(8 months, 1 week ago)
Grand CommitteeMy Lords, I will speak to Amendment 115 in my name. I start by saying a huge thanks to the noble Lord, Lord Clement-Jones, and my noble friend Lord Kirkhope, who have put everything so well and persuasively that I have almost nothing else to say in support. I am looking forward to the Minister throwing in the towel and accepting all the measures as suggested. Noble Lords have really landed it well.
I shall not go through the principle behind my amendment because, frankly, its benefit is so self-evident and clear that it does not need to be rehearsed in great detail. What I want to get across is the absolute and paramount urgency of the Government adopting this measure or a similar one. This is a terrific Bill; I thank the Minister for all the work that he and his team have done on it. I sat through Second Reading, although I did not speak on that day, when the Minister gave a persuasive account of the Bill; we are grateful for that.
However, this is a massive gap. It is a huge lacuna in the provisions of a Bill called a data protection Bill. It is a well-known gap in British legislation—and, by the way, in the legislation of lots of other countries. We could try to wait for an international settlement—some kind of Bretton Woods of data—where all the countries of the world put their heads together and try to hammer out an international agreement on data. That would be a wonderful thing but there is no prospect whatever of it in sight, so the time has come for countries to start looking at their own unilateral arrangements on the international transfer of data.

▶ _Task details_:
Reproduce the part of the Grand Committee speech between "I shall not" and "grateful for that.", inclusive. The records that follow the speech are separate material.

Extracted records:

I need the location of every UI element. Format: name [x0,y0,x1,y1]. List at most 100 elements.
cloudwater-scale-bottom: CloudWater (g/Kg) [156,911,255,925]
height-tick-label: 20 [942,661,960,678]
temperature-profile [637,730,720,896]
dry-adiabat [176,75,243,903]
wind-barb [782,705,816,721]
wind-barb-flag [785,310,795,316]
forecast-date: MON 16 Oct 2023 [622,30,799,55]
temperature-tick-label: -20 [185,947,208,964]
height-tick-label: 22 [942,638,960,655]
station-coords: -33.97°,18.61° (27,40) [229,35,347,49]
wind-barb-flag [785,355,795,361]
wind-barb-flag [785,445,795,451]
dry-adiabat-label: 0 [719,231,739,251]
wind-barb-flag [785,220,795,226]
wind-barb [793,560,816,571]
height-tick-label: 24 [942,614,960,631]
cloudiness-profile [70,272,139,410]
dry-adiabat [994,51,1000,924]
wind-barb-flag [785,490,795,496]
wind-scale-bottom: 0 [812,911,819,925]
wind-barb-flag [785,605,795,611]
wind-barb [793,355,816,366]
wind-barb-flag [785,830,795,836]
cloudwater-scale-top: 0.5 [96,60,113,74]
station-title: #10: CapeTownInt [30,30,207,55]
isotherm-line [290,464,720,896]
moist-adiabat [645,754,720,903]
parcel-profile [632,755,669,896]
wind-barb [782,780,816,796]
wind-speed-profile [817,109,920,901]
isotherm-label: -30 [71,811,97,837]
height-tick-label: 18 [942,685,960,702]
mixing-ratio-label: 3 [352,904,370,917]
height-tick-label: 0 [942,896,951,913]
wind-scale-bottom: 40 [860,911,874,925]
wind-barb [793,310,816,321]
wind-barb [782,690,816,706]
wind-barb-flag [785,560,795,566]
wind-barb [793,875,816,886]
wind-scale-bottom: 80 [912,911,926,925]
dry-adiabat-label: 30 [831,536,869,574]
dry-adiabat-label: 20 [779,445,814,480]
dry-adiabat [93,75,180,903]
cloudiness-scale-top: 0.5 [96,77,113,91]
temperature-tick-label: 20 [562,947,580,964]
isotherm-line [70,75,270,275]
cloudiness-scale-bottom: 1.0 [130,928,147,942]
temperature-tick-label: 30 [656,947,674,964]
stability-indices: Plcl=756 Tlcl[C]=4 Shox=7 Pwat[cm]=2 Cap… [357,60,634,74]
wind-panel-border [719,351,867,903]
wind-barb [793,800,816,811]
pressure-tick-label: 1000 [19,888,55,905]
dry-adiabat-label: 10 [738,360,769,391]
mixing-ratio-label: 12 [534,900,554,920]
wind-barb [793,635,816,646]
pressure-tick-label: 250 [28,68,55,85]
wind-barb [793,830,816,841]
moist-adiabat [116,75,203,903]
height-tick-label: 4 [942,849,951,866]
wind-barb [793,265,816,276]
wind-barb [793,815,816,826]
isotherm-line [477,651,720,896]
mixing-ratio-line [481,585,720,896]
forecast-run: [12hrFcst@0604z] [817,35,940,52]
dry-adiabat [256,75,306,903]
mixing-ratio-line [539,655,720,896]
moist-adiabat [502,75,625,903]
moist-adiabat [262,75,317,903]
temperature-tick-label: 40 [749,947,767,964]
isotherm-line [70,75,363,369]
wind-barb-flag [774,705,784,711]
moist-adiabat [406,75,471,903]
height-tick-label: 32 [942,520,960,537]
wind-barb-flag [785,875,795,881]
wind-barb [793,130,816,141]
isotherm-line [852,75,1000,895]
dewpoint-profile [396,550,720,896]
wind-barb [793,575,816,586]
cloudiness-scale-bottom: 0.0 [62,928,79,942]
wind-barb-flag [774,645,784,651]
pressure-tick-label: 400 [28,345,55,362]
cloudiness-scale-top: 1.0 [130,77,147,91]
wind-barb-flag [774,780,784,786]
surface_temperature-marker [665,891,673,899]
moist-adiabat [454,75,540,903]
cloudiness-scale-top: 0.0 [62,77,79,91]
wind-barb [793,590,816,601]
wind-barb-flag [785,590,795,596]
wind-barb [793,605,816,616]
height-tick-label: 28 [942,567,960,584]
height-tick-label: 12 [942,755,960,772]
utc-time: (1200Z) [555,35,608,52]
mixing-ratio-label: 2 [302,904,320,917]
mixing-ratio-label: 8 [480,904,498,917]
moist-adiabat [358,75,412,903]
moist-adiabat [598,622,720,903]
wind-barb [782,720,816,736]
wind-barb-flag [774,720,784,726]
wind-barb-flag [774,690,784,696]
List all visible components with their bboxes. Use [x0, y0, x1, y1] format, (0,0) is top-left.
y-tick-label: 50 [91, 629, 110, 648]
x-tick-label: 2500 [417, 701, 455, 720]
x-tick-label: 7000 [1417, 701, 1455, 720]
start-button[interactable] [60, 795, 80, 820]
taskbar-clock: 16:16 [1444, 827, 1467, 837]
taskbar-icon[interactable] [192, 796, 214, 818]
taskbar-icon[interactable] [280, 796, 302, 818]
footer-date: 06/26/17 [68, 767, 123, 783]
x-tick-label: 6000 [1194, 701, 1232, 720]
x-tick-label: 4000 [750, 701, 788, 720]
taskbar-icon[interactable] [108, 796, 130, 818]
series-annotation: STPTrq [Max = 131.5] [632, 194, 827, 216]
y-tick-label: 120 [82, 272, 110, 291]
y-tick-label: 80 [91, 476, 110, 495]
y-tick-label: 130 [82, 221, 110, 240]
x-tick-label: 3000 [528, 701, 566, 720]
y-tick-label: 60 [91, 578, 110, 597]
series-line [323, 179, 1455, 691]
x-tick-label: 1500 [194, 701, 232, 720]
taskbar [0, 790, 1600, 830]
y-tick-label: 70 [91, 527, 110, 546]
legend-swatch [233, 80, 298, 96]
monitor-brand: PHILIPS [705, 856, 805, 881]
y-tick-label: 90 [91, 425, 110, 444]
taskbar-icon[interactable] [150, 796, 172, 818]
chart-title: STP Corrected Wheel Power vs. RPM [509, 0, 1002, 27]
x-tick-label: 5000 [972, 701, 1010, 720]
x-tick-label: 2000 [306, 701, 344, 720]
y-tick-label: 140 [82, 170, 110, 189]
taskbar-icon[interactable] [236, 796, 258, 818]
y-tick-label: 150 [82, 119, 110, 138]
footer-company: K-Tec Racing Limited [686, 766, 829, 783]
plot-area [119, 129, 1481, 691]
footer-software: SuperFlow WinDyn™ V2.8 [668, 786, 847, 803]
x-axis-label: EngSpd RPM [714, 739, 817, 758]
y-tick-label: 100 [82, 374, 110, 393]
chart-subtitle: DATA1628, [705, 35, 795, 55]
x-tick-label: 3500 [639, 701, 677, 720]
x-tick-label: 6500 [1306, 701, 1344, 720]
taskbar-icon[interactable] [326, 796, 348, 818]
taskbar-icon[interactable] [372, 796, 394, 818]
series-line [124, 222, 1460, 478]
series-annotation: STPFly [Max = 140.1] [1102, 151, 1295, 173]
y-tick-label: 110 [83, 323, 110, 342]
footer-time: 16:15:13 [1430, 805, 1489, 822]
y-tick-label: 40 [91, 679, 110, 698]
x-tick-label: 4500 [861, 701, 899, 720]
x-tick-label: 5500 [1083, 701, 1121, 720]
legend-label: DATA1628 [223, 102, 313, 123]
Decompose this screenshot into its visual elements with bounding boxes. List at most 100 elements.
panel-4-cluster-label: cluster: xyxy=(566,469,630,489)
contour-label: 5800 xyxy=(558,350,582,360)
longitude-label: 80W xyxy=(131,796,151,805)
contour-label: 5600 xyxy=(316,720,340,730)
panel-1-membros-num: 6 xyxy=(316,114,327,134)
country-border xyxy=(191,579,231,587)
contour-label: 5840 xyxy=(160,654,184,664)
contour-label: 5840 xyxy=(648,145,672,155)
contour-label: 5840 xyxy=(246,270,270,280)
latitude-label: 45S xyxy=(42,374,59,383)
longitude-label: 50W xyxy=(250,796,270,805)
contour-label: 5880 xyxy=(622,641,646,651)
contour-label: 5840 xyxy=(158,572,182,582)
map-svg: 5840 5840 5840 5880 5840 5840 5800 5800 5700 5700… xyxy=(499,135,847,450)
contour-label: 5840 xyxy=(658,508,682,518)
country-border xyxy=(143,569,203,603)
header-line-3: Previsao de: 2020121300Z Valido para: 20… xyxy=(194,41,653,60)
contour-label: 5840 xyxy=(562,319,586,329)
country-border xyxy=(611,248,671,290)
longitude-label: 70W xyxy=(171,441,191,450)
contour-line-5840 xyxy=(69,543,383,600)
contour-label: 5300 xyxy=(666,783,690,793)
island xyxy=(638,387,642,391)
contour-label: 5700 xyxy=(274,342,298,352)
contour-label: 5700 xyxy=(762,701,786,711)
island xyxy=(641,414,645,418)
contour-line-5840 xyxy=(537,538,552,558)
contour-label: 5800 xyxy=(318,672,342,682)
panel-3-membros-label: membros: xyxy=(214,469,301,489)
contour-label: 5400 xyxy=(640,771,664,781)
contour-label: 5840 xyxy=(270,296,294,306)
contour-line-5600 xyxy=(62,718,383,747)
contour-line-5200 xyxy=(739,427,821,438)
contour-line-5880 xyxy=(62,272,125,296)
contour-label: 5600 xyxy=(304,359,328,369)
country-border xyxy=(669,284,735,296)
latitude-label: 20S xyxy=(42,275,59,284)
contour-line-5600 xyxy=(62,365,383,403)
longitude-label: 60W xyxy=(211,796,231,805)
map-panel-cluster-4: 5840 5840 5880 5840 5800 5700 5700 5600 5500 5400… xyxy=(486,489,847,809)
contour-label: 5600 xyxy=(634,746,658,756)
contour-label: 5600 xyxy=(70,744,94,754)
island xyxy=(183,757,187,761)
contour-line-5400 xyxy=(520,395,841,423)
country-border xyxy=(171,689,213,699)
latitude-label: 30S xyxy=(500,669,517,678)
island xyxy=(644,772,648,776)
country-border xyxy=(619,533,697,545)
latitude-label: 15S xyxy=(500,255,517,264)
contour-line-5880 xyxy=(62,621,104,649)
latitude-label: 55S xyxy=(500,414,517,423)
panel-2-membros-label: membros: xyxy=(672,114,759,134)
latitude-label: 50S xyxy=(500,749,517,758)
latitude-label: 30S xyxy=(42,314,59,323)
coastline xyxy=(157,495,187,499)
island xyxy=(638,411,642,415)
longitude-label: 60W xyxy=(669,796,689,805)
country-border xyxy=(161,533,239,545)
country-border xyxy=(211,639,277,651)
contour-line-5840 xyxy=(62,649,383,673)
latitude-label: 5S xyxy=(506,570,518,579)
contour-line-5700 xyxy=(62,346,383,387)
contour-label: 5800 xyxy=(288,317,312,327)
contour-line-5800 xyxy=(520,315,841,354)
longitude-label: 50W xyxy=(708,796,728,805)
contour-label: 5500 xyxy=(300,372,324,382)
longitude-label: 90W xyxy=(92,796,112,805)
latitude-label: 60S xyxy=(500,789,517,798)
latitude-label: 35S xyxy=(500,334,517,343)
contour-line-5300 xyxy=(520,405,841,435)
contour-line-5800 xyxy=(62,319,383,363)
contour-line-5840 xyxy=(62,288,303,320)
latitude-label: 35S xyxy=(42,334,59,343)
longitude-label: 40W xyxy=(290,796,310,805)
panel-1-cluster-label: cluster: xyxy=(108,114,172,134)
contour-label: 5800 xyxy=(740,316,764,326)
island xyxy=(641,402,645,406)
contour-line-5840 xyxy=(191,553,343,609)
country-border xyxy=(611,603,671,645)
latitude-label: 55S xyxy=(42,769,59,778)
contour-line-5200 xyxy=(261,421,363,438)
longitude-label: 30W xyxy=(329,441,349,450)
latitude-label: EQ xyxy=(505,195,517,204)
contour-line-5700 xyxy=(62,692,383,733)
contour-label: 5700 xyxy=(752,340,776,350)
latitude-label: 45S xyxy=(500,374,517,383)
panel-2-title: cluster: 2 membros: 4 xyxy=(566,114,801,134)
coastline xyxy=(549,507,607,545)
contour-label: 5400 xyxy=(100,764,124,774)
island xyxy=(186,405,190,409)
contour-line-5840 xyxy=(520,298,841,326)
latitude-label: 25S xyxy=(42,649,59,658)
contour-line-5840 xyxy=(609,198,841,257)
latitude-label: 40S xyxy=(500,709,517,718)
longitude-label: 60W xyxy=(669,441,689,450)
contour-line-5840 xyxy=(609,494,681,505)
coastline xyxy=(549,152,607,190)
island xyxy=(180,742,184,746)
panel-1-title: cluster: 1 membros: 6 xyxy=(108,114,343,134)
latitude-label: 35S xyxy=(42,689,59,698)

▶ _Result of the task_:
I shall not go through the principle behind my amendment because, frankly, its benefit is so self-evident and clear that it does not need to be rehearsed in great detail. What I want to get across is the absolute and paramount urgency of the Government adopting this measure or a similar one. This is a terrific Bill; I thank the Minister for all the work that he and his team have done on it. I sat through Second Reading, although I did not speak on that day, when the Minister gave a persuasive account of the Bill; we are grateful for that.